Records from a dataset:
################

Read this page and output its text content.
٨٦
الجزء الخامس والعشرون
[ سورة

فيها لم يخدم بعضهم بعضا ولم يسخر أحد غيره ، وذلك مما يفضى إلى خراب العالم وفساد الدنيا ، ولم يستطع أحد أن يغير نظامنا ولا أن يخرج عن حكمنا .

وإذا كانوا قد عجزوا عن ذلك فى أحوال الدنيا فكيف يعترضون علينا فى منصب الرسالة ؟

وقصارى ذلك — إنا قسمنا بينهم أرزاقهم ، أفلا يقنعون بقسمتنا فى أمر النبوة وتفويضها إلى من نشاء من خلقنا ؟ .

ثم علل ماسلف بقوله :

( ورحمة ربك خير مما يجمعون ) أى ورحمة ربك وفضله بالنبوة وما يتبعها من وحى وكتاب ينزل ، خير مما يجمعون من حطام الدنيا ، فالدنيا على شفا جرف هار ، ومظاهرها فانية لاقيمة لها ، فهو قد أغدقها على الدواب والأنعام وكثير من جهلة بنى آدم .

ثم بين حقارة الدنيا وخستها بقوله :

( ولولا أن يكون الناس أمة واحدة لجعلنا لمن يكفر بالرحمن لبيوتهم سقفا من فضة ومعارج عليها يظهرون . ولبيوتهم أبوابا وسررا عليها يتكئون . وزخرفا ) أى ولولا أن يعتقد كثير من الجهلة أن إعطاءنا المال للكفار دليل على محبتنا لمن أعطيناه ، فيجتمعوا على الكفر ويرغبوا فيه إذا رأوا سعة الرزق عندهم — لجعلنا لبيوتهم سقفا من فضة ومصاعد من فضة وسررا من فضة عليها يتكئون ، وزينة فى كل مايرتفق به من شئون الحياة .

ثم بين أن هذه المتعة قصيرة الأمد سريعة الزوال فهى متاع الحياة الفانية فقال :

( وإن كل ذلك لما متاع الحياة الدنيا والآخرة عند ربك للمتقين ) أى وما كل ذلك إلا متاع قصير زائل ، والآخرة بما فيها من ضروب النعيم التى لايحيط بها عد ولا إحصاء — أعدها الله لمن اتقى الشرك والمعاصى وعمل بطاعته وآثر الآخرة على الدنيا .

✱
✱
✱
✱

################

# PROBLEM DETAILS
Read through the entries and copy every line that includes "بقوله".

# EXERCISE OUTPUT
ثم علل ماسلف بقوله :
ثم بين حقارة الدنيا وخستها بقوله :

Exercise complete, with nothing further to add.